Begin EXTRACTED RECORDS
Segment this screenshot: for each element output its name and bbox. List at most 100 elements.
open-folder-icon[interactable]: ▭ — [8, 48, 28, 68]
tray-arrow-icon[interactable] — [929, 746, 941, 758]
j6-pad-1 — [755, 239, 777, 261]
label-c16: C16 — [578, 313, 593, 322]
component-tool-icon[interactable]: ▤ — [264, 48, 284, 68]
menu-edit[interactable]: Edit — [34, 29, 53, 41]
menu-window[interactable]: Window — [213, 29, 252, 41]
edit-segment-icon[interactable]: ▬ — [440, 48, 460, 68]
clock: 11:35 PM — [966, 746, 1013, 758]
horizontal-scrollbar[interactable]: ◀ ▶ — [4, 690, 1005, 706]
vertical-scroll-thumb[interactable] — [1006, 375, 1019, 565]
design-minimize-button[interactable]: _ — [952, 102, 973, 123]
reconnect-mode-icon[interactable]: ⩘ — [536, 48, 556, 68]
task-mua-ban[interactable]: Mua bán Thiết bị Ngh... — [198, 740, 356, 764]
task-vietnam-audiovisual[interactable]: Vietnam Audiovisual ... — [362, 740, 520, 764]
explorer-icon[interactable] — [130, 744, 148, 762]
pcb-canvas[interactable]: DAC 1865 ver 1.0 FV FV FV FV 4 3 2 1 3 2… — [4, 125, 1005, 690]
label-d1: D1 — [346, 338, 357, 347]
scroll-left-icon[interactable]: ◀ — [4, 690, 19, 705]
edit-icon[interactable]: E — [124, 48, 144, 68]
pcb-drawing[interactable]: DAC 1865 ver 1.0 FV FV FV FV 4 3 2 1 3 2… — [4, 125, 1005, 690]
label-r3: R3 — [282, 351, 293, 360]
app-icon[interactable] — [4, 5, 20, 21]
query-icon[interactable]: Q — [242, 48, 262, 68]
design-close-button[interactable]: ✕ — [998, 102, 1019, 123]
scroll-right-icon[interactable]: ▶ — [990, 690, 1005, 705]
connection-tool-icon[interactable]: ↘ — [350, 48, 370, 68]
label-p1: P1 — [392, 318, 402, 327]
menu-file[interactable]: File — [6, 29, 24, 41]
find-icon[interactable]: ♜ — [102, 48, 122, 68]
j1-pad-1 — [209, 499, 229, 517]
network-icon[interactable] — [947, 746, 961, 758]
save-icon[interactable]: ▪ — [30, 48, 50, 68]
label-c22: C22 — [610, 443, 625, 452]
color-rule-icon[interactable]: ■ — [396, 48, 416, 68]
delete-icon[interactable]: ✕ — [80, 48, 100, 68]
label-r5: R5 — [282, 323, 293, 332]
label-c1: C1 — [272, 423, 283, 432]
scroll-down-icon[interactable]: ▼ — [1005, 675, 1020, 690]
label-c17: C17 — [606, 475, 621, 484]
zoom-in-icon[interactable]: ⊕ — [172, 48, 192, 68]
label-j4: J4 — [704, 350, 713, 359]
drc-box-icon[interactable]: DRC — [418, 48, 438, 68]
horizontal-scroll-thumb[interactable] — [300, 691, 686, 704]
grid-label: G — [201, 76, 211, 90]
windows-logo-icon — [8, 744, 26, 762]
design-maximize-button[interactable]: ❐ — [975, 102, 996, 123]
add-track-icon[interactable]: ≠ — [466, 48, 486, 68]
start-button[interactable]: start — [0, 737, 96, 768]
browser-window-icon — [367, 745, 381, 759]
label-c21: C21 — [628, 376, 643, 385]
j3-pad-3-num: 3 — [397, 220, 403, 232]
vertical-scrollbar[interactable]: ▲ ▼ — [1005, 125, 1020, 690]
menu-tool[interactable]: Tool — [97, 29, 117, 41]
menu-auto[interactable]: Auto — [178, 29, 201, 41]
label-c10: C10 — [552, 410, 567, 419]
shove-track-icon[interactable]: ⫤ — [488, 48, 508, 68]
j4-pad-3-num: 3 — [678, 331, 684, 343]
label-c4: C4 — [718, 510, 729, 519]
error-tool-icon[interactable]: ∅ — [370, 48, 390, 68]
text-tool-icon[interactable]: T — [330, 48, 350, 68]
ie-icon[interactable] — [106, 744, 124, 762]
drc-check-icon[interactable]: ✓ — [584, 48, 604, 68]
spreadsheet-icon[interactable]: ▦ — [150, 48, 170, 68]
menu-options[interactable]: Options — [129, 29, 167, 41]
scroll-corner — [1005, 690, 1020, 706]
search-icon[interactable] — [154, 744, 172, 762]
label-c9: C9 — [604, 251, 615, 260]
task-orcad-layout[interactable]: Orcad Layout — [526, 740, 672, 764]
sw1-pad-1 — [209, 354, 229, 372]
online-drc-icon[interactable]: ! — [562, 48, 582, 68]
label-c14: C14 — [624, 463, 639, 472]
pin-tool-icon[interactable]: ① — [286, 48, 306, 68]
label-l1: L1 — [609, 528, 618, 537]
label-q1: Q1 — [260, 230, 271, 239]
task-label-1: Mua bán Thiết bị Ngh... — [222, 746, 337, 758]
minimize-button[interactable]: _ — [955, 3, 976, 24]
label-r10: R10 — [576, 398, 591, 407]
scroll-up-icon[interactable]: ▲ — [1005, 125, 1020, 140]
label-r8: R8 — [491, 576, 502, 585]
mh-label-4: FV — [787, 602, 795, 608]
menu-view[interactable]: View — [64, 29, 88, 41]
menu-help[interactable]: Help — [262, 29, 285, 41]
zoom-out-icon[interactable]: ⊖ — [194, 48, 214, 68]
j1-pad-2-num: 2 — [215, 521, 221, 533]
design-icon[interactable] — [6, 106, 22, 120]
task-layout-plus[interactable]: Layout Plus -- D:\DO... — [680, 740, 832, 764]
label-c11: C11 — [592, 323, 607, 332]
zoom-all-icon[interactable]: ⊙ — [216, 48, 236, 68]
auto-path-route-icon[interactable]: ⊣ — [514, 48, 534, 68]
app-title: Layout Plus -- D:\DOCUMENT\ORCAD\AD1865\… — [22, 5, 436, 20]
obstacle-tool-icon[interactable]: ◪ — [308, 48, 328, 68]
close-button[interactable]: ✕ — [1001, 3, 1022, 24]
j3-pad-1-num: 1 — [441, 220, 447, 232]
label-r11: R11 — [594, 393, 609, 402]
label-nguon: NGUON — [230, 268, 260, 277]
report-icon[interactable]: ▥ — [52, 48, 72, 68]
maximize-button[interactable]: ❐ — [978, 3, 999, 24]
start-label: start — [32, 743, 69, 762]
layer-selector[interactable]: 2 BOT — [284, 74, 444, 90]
End EXTRACTED RECORDS
Write out all the records again, switching every "Layout Plus" to "Layout Editor" and leaving everything else unchanged.

Segment this screenshot: for each element output its name and bbox. List at most 100 elements.
open-folder-icon[interactable]: ▭ — [8, 48, 28, 68]
tray-arrow-icon[interactable] — [929, 746, 941, 758]
j6-pad-1 — [755, 239, 777, 261]
label-c16: C16 — [578, 313, 593, 322]
component-tool-icon[interactable]: ▤ — [264, 48, 284, 68]
menu-edit[interactable]: Edit — [34, 29, 53, 41]
menu-window[interactable]: Window — [213, 29, 252, 41]
edit-segment-icon[interactable]: ▬ — [440, 48, 460, 68]
clock: 11:35 PM — [966, 746, 1013, 758]
horizontal-scrollbar[interactable]: ◀ ▶ — [4, 690, 1005, 706]
vertical-scroll-thumb[interactable] — [1006, 375, 1019, 565]
design-minimize-button[interactable]: _ — [952, 102, 973, 123]
reconnect-mode-icon[interactable]: ⩘ — [536, 48, 556, 68]
task-mua-ban[interactable]: Mua bán Thiết bị Ngh... — [198, 740, 356, 764]
task-vietnam-audiovisual[interactable]: Vietnam Audiovisual ... — [362, 740, 520, 764]
explorer-icon[interactable] — [130, 744, 148, 762]
pcb-canvas[interactable]: DAC 1865 ver 1.0 FV FV FV FV 4 3 2 1 3 2… — [4, 125, 1005, 690]
label-d1: D1 — [346, 338, 357, 347]
scroll-left-icon[interactable]: ◀ — [4, 690, 19, 705]
edit-icon[interactable]: E — [124, 48, 144, 68]
pcb-drawing[interactable]: DAC 1865 ver 1.0 FV FV FV FV 4 3 2 1 3 2… — [4, 125, 1005, 690]
label-r3: R3 — [282, 351, 293, 360]
app-icon[interactable] — [4, 5, 20, 21]
query-icon[interactable]: Q — [242, 48, 262, 68]
design-close-button[interactable]: ✕ — [998, 102, 1019, 123]
scroll-right-icon[interactable]: ▶ — [990, 690, 1005, 705]
connection-tool-icon[interactable]: ↘ — [350, 48, 370, 68]
label-p1: P1 — [392, 318, 402, 327]
menu-file[interactable]: File — [6, 29, 24, 41]
find-icon[interactable]: ♜ — [102, 48, 122, 68]
j1-pad-1 — [209, 499, 229, 517]
network-icon[interactable] — [947, 746, 961, 758]
save-icon[interactable]: ▪ — [30, 48, 50, 68]
label-c22: C22 — [610, 443, 625, 452]
color-rule-icon[interactable]: ■ — [396, 48, 416, 68]
delete-icon[interactable]: ✕ — [80, 48, 100, 68]
label-r5: R5 — [282, 323, 293, 332]
label-c1: C1 — [272, 423, 283, 432]
scroll-down-icon[interactable]: ▼ — [1005, 675, 1020, 690]
label-c17: C17 — [606, 475, 621, 484]
zoom-in-icon[interactable]: ⊕ — [172, 48, 192, 68]
label-j4: J4 — [704, 350, 713, 359]
drc-box-icon[interactable]: DRC — [418, 48, 438, 68]
horizontal-scroll-thumb[interactable] — [300, 691, 686, 704]
grid-label: G — [201, 76, 211, 90]
windows-logo-icon — [8, 744, 26, 762]
design-maximize-button[interactable]: ❐ — [975, 102, 996, 123]
add-track-icon[interactable]: ≠ — [466, 48, 486, 68]
start-button[interactable]: start — [0, 737, 96, 768]
browser-window-icon — [367, 745, 381, 759]
label-c21: C21 — [628, 376, 643, 385]
j3-pad-3-num: 3 — [397, 220, 403, 232]
vertical-scrollbar[interactable]: ▲ ▼ — [1005, 125, 1020, 690]
menu-tool[interactable]: Tool — [97, 29, 117, 41]
menu-auto[interactable]: Auto — [178, 29, 201, 41]
label-c10: C10 — [552, 410, 567, 419]
shove-track-icon[interactable]: ⫤ — [488, 48, 508, 68]
j4-pad-3-num: 3 — [678, 331, 684, 343]
label-c4: C4 — [718, 510, 729, 519]
error-tool-icon[interactable]: ∅ — [370, 48, 390, 68]
text-tool-icon[interactable]: T — [330, 48, 350, 68]
ie-icon[interactable] — [106, 744, 124, 762]
drc-check-icon[interactable]: ✓ — [584, 48, 604, 68]
spreadsheet-icon[interactable]: ▦ — [150, 48, 170, 68]
menu-options[interactable]: Options — [129, 29, 167, 41]
scroll-corner — [1005, 690, 1020, 706]
search-icon[interactable] — [154, 744, 172, 762]
label-c9: C9 — [604, 251, 615, 260]
task-orcad-layout[interactable]: Orcad Layout — [526, 740, 672, 764]
sw1-pad-1 — [209, 354, 229, 372]
online-drc-icon[interactable]: ! — [562, 48, 582, 68]
label-c14: C14 — [624, 463, 639, 472]
pin-tool-icon[interactable]: ① — [286, 48, 306, 68]
label-l1: L1 — [609, 528, 618, 537]
label-q1: Q1 — [260, 230, 271, 239]
task-label-1: Mua bán Thiết bị Ngh... — [222, 746, 337, 758]
minimize-button[interactable]: _ — [955, 3, 976, 24]
label-r10: R10 — [576, 398, 591, 407]
scroll-up-icon[interactable]: ▲ — [1005, 125, 1020, 140]
label-r8: R8 — [491, 576, 502, 585]
mh-label-4: FV — [787, 602, 795, 608]
menu-view[interactable]: View — [64, 29, 88, 41]
menu-help[interactable]: Help — [262, 29, 285, 41]
zoom-out-icon[interactable]: ⊖ — [194, 48, 214, 68]
j1-pad-2-num: 2 — [215, 521, 221, 533]
design-icon[interactable] — [6, 106, 22, 120]
task-layout-plus[interactable]: Layout Editor -- D:\DO... — [680, 740, 832, 764]
label-c11: C11 — [592, 323, 607, 332]
zoom-all-icon[interactable]: ⊙ — [216, 48, 236, 68]
auto-path-route-icon[interactable]: ⊣ — [514, 48, 534, 68]
app-title: Layout Editor -- D:\DOCUMENT\ORCAD\AD1865\… — [22, 5, 436, 20]
obstacle-tool-icon[interactable]: ◪ — [308, 48, 328, 68]
close-button[interactable]: ✕ — [1001, 3, 1022, 24]
j3-pad-1-num: 1 — [441, 220, 447, 232]
label-r11: R11 — [594, 393, 609, 402]
label-nguon: NGUON — [230, 268, 260, 277]
report-icon[interactable]: ▥ — [52, 48, 72, 68]
maximize-button[interactable]: ❐ — [978, 3, 999, 24]
start-label: start — [32, 743, 69, 762]
layer-selector[interactable]: 2 BOT — [284, 74, 444, 90]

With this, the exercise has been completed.